Lines that include the word "ymax" are the ones to copy.

### [Items from a figure collection]
※

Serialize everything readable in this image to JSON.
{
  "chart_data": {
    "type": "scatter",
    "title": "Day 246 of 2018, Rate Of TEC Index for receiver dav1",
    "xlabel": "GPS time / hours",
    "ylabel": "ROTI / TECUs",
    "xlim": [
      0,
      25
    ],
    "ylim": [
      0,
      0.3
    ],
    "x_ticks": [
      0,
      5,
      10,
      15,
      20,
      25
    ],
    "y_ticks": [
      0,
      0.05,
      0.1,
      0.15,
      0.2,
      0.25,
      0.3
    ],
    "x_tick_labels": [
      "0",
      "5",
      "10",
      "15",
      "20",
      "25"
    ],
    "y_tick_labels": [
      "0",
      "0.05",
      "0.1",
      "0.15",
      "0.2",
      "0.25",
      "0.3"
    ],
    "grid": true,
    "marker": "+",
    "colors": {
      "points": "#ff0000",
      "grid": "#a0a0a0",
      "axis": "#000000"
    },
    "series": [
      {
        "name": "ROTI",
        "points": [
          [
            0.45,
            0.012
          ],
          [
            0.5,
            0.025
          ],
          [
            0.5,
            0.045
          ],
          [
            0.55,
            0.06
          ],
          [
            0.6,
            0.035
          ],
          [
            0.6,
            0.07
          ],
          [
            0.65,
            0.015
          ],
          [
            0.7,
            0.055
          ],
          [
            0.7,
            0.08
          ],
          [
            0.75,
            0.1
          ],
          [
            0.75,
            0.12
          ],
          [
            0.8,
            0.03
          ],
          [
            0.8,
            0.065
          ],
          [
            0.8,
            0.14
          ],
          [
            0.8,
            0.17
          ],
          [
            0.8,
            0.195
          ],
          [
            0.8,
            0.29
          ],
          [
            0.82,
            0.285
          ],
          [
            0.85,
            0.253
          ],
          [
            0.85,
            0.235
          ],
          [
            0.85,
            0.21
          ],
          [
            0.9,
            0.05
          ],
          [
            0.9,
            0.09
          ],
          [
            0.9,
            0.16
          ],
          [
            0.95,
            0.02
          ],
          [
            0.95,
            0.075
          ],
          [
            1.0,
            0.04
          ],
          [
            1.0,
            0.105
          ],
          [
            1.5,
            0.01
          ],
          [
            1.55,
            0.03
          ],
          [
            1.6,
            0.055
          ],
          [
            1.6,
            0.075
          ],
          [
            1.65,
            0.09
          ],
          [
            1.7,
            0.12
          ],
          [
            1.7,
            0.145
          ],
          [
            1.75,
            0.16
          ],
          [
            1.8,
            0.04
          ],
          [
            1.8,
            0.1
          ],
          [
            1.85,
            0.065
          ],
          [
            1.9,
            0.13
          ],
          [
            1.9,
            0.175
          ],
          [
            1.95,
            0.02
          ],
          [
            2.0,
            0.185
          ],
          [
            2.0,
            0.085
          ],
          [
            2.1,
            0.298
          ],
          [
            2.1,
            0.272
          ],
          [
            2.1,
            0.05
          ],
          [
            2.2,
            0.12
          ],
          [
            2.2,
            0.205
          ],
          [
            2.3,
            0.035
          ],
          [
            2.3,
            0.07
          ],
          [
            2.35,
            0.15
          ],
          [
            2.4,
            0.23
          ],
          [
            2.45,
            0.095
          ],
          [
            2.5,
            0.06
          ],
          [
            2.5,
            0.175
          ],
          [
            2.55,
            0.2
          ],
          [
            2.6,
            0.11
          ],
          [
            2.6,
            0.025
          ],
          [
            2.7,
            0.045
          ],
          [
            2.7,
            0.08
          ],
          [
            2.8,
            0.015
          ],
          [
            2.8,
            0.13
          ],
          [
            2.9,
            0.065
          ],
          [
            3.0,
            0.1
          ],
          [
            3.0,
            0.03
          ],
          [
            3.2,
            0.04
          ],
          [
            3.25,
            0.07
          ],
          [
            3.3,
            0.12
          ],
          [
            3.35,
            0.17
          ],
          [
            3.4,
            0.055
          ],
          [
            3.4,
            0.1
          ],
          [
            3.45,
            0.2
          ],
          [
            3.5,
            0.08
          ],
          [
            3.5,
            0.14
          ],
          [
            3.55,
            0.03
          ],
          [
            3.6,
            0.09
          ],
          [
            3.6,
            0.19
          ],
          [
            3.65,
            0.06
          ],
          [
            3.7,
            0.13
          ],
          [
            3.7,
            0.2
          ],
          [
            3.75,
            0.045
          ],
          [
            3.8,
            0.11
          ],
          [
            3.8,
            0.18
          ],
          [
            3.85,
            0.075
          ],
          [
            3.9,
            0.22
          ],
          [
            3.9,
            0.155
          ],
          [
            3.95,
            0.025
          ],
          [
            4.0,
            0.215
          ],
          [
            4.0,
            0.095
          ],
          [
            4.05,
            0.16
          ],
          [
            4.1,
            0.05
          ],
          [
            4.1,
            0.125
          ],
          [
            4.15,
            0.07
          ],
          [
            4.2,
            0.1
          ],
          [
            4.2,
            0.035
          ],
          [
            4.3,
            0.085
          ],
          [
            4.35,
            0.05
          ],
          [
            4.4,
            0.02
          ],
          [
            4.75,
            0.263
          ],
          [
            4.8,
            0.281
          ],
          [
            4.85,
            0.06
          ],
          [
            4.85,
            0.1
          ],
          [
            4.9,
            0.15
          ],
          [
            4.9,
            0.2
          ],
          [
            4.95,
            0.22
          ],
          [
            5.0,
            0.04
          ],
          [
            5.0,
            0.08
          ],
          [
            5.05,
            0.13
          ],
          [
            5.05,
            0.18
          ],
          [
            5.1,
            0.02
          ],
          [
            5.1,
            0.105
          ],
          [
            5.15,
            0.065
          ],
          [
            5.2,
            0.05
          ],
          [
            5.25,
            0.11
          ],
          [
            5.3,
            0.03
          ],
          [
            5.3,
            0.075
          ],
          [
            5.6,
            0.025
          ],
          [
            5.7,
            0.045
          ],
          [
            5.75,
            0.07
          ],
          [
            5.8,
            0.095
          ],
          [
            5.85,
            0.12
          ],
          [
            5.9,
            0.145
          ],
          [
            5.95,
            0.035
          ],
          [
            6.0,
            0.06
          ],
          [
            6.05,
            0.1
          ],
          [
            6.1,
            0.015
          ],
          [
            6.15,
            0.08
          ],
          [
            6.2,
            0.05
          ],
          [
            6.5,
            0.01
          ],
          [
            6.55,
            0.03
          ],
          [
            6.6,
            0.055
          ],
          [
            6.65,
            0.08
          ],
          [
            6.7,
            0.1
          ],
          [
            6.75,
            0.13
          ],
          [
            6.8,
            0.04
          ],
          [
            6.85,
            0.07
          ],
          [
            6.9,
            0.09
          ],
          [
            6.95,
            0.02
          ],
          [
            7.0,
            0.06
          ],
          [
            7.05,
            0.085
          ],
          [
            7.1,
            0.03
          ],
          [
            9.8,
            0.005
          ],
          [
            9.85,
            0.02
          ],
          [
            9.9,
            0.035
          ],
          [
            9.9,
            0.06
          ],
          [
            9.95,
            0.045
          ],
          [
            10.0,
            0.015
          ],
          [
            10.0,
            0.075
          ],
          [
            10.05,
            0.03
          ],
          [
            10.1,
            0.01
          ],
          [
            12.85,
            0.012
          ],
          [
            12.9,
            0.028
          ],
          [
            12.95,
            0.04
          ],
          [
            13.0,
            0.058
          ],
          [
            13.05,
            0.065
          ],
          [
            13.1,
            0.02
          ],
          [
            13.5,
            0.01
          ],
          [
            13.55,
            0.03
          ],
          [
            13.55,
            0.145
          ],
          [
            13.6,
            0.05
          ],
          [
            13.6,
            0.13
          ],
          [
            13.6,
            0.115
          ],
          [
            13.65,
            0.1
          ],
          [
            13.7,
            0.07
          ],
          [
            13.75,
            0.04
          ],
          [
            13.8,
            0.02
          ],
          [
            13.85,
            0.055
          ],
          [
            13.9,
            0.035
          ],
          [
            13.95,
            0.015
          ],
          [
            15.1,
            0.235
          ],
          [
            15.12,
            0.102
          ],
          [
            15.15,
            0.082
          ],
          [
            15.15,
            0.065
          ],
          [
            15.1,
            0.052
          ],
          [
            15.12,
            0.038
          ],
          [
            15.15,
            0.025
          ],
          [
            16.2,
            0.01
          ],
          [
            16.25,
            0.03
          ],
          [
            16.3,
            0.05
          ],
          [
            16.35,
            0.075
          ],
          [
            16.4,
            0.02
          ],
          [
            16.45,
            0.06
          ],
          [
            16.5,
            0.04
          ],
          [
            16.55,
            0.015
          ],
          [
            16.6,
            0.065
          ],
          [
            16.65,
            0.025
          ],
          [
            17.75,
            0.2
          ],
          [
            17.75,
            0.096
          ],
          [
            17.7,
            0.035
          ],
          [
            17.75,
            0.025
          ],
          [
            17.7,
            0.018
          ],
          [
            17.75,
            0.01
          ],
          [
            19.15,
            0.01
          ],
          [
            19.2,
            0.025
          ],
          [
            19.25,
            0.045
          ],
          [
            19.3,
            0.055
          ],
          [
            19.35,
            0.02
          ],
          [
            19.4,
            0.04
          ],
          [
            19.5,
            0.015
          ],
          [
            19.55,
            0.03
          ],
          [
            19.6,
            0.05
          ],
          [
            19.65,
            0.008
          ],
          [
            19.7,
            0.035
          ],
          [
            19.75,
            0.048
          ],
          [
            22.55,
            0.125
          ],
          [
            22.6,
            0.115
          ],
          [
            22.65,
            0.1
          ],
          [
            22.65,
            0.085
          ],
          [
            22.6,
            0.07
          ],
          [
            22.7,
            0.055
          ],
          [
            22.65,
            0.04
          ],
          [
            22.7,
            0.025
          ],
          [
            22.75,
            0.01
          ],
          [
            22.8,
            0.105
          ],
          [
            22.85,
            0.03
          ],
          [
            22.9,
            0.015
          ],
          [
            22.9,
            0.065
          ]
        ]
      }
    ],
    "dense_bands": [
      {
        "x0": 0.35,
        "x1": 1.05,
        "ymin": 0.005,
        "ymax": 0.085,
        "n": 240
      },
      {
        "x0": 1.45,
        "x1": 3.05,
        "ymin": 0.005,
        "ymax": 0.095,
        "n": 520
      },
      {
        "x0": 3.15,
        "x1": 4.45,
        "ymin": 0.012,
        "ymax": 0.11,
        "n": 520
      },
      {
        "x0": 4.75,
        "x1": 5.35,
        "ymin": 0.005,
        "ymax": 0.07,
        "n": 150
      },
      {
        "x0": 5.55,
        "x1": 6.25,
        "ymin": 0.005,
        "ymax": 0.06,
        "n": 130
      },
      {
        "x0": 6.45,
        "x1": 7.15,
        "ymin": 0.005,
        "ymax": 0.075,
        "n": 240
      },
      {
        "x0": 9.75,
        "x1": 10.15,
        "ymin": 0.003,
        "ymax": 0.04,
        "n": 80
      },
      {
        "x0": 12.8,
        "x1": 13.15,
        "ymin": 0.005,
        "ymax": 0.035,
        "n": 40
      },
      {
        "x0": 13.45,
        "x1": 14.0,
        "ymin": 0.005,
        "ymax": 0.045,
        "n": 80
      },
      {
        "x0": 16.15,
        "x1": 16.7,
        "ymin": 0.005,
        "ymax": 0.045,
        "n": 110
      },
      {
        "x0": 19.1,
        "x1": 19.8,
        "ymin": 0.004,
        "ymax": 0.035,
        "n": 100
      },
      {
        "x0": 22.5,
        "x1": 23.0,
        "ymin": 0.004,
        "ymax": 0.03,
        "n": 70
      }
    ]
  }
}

※

### [Exercise solution]
        "ymax": 0.085,
        "ymax": 0.095,
        "ymax": 0.11,
        "ymax": 0.07,
        "ymax": 0.06,
        "ymax": 0.075,
        "ymax": 0.04,
        "ymax": 0.035,
        "ymax": 0.045,
        "ymax": 0.045,
        "ymax": 0.035,
        "ymax": 0.03,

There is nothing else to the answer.